** START DATA FOR THIS TASK **

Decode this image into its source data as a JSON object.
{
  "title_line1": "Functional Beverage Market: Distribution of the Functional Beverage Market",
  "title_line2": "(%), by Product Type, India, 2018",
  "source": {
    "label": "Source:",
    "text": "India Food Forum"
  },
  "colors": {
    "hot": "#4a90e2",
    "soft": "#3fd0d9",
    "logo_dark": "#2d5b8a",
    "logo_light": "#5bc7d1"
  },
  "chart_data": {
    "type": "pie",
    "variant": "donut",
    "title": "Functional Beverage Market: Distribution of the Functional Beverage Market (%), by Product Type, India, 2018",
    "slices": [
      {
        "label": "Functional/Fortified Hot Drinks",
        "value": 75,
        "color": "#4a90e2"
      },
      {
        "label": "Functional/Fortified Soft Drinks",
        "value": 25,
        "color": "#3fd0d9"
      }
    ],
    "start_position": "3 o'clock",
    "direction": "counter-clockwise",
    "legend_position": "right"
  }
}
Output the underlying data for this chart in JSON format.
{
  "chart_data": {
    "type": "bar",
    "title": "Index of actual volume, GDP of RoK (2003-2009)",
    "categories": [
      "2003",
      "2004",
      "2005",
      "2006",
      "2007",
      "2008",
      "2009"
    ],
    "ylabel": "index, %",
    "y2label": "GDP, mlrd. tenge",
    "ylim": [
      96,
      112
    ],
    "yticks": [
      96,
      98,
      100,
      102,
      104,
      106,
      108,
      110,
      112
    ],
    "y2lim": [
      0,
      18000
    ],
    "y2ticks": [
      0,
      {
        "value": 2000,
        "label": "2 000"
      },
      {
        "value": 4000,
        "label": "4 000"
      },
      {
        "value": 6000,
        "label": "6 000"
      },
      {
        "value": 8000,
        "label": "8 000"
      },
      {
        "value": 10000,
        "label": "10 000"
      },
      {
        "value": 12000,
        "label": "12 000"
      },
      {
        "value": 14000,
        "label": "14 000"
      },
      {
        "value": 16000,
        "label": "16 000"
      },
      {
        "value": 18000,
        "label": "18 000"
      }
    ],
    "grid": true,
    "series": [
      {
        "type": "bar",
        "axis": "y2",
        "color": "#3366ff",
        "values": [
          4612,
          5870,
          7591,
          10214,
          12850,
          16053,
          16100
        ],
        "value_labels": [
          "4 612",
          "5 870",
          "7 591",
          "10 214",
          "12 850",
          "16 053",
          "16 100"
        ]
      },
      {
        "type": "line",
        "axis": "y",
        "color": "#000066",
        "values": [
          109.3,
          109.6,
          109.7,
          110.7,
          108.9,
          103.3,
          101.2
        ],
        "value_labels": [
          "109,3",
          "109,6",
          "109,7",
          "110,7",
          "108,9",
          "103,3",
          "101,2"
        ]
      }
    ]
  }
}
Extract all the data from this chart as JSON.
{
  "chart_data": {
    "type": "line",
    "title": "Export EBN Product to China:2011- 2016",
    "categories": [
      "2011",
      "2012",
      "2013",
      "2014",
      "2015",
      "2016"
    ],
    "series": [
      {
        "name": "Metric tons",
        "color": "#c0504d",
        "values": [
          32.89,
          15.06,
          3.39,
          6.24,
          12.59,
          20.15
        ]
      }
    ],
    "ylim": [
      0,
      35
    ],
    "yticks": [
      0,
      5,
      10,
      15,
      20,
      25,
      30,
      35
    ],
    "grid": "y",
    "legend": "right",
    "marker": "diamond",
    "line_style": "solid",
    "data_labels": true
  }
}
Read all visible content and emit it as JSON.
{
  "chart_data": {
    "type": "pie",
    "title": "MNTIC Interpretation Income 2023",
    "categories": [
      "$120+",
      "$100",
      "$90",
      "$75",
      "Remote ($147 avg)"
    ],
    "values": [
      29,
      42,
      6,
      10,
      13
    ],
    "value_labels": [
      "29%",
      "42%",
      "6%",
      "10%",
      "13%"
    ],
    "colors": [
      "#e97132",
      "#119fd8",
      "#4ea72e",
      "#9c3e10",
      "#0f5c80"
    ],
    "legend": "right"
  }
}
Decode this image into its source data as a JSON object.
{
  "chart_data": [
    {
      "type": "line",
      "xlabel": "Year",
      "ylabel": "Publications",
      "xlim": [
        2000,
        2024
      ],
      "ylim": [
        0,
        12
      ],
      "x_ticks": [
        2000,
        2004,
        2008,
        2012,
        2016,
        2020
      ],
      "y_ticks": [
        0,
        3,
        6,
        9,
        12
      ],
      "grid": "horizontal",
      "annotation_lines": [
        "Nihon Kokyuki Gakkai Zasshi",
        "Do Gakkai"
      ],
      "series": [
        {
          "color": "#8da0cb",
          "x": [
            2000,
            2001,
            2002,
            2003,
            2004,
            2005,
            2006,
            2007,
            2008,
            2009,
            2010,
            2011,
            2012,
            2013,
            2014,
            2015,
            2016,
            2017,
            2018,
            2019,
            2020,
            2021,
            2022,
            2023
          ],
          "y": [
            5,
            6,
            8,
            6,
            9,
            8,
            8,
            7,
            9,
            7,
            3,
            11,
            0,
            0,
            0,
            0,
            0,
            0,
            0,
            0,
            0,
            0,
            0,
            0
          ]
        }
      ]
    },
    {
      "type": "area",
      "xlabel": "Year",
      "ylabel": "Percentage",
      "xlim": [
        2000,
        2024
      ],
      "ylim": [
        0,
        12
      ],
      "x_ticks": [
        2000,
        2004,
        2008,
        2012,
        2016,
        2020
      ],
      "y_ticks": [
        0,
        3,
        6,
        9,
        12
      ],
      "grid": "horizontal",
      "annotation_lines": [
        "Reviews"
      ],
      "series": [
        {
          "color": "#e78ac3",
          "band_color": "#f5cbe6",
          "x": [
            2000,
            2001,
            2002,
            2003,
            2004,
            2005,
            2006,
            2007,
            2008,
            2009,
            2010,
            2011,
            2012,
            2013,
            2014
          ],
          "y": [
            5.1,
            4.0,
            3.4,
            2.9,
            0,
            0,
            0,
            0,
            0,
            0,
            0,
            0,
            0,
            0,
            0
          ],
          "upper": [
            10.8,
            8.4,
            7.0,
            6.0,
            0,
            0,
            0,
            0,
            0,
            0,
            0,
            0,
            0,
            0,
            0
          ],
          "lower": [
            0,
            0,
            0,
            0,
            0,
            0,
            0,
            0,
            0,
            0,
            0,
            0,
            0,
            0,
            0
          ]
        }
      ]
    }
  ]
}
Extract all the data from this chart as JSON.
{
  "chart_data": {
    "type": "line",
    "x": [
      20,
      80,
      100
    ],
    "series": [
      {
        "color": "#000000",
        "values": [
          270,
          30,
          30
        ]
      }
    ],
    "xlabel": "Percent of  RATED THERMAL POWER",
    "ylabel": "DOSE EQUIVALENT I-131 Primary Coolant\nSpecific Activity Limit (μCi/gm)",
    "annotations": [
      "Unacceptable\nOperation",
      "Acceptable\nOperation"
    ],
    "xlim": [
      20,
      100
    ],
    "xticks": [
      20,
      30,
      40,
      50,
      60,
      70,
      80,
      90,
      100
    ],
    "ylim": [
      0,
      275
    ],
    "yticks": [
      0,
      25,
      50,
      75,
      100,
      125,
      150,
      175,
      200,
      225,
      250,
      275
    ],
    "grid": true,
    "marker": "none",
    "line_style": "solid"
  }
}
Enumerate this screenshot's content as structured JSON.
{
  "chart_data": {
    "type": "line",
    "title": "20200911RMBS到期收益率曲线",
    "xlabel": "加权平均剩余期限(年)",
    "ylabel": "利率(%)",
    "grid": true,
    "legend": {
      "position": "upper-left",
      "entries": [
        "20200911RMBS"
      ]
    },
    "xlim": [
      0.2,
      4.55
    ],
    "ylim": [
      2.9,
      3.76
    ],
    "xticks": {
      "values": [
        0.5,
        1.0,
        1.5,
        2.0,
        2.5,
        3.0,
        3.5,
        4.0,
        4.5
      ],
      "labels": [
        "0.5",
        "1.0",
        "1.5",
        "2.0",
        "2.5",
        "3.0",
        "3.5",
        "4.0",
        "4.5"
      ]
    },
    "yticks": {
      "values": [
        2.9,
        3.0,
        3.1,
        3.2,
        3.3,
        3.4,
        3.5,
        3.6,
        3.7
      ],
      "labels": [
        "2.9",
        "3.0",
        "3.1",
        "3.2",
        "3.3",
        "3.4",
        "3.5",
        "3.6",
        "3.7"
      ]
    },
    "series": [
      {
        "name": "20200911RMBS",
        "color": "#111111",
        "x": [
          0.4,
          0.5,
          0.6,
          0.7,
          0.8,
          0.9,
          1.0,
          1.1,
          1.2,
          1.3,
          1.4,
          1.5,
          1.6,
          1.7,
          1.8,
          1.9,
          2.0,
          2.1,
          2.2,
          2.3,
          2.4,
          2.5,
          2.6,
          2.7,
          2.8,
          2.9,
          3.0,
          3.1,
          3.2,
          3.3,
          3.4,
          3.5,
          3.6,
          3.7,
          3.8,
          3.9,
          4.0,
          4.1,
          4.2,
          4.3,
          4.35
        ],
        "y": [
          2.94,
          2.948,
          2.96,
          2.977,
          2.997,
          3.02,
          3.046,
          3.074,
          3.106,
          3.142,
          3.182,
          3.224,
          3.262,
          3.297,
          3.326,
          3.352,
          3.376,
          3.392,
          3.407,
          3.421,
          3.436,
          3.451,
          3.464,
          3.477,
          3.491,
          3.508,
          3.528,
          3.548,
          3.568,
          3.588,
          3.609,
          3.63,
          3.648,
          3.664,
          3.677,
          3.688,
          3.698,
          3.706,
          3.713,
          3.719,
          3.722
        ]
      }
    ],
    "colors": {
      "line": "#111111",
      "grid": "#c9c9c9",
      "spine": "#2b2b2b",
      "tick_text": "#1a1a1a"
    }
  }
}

** END DATA FOR THIS TASK **

REQUIRED WORK: Pull out all lines in the data above that include "India".

WRITTEN RESPONSE:
  "title_line2": "(%), by Product Type, India, 2018",
    "text": "India Food Forum"
    "title": "Functional Beverage Market: Distribution of the Functional Beverage Market (%), by Product Type, India, 2018",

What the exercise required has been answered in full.